_読解文:_
·····

「結局、真剣でないんだね…」福島から聞かれる岸田内閣への嘆き 復興相が沖縄・北方相と初兼務

2021年10月18日 20時17分

東京電力福島第1原発を視察する岸田首相。左奥は3号機。右は西銘復興相=17日午前

 1日も早い東日本大震災からの復興を成し遂げるための事業を担う復興庁。10人目の復興相は初めて、沖縄・北方担当相との兼任となった。岸田文雄首相は「東北の復興なくして日本の再生はない」と強調し、衆院選公示の19日も福島県内で第一声を上げる予定だ。しかし、復興相が基地問題を抱える沖縄や北方領土など重要課題との兼務になったことに、被災地軽視になるのではないかと被災者から懸念の声も上がる。(片山夏子)

·····

_抽出資料:_
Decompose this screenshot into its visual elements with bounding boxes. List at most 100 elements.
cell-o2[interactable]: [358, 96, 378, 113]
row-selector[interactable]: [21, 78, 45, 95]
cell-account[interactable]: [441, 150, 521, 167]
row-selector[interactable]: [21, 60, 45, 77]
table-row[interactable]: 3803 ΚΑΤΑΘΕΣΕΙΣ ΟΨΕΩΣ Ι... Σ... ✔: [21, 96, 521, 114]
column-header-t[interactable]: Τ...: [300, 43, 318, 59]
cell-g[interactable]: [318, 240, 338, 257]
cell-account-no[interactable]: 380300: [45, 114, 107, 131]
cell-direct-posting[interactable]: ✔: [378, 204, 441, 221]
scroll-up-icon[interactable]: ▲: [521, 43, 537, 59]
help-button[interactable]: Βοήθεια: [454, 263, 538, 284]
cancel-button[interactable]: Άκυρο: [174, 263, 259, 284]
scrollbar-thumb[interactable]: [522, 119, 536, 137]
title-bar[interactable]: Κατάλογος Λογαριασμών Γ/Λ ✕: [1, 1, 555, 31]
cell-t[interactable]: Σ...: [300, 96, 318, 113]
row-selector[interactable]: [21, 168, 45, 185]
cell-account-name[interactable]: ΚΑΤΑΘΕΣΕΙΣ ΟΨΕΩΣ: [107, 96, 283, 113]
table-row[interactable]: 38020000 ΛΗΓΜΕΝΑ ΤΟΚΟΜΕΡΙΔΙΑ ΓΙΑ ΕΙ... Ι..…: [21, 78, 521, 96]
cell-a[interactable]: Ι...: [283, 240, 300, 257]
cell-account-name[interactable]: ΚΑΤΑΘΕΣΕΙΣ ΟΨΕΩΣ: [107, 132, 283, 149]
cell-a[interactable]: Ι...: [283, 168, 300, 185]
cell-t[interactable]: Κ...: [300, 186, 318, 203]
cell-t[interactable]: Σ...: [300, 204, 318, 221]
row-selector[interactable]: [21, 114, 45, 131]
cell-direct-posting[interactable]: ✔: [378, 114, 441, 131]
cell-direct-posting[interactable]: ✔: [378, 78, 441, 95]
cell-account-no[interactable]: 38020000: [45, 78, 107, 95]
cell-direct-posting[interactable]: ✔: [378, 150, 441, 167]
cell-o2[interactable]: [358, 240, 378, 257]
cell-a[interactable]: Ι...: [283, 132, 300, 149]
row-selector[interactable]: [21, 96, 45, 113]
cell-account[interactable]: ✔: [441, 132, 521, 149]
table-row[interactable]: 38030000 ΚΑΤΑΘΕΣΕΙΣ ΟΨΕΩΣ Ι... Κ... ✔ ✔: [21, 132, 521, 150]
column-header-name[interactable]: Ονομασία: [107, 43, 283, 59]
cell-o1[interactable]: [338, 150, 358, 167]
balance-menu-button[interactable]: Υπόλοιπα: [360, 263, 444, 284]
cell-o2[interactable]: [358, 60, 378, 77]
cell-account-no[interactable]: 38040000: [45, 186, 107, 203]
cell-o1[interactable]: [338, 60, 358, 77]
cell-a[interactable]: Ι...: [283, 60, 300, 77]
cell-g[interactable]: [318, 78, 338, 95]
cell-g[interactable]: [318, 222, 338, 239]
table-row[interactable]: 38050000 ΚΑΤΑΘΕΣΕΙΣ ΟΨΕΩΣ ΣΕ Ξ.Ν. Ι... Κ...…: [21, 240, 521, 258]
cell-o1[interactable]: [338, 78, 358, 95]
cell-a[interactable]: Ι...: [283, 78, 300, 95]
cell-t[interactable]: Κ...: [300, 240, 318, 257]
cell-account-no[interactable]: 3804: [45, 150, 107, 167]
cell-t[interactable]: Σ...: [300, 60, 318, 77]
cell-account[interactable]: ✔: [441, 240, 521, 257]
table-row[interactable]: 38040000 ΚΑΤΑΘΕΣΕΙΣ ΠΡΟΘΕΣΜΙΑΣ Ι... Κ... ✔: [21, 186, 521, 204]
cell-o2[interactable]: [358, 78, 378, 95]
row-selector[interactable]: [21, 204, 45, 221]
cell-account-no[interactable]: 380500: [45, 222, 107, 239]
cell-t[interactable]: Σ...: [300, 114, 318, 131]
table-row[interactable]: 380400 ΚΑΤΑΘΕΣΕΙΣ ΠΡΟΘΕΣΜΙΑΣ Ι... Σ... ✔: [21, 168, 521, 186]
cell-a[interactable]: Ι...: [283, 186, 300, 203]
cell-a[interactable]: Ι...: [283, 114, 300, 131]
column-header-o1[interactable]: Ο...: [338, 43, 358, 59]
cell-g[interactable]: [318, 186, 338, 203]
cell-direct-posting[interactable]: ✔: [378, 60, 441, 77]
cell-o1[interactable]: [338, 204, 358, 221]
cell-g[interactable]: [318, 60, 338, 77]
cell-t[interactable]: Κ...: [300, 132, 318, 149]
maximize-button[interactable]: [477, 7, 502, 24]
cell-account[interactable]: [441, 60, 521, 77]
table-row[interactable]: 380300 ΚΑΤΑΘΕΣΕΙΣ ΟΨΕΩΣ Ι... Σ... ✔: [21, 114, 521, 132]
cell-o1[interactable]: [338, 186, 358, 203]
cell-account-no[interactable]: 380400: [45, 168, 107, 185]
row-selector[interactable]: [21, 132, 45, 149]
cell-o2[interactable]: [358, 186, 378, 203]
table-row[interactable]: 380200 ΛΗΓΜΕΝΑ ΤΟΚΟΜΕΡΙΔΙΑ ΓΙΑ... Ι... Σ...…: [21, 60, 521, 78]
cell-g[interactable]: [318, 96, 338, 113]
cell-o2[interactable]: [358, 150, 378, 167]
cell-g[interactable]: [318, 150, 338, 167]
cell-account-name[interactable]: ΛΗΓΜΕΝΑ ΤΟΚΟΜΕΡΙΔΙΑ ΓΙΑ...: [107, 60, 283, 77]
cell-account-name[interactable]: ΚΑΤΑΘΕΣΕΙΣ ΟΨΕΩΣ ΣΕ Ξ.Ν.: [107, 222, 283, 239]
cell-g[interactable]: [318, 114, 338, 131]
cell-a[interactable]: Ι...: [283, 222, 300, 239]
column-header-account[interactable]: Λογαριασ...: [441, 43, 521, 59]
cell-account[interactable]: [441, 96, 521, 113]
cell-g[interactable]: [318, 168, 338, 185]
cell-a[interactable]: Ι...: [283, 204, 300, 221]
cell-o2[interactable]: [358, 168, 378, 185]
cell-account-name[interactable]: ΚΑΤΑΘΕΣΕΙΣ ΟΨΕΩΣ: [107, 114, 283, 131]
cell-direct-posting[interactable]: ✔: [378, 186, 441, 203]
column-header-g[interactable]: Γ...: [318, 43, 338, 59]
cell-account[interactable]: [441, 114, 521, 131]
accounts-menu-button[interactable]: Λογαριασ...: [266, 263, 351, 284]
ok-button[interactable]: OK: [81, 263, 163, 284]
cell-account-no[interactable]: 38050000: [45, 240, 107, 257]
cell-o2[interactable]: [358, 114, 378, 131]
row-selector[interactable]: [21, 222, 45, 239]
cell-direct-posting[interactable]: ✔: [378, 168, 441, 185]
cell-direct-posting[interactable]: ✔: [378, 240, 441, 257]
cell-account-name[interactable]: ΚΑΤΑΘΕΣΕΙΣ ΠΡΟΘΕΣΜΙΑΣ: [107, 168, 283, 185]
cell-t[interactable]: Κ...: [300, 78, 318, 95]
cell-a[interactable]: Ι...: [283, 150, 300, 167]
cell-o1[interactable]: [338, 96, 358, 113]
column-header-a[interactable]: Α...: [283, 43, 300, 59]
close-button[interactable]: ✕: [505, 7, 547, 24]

·····

_演習課題:_
1) 復興相の兼務をめぐる記事では、10人目の復興相は初めて何の担当相と兼任することになりましたか？
2) 復興相の兼務をめぐる記事を、最後の文の後から書き継いでください。

_問題の解答:_
1) 沖縄・北方担当相です。

2)
◆首相「指摘は全く当たらない」

 岸田首相は10月4日の組閣時、復興相と沖縄・北方担当相との兼務について「復興を軽んじているという指摘は全く当たらない。東北の復興なくして日本の再生なしという原点は変わらない」と述べ、基本方針に震災復興も盛り込んだ。
 これを受け、福島県の内堀雅雄知事は会見で「事故から10年たつが、福島県の抱える問題は一段と複雑化し、より重くなっている。兼務である復興相がどう福島に向き合い、結果を出していくのかが問われると思う」とくぎを刺した。

北海道根室市の納沙布岬を訪れた西銘沖縄北方相(手前右)=18日午前

 肝心の西銘恒三郎復興相は6日に福島県を訪問。記者団に「総理には冒頭に全閣僚が復興大臣だと言われた。沖縄は今までの活動で見てきているため、優先的に被災地に足を運べるのではないかと考えている。福島県民の皆さんの不安が少しでも消えるように行動で示すしかない」と強調した。

◆「変わらない」「本気度疑う」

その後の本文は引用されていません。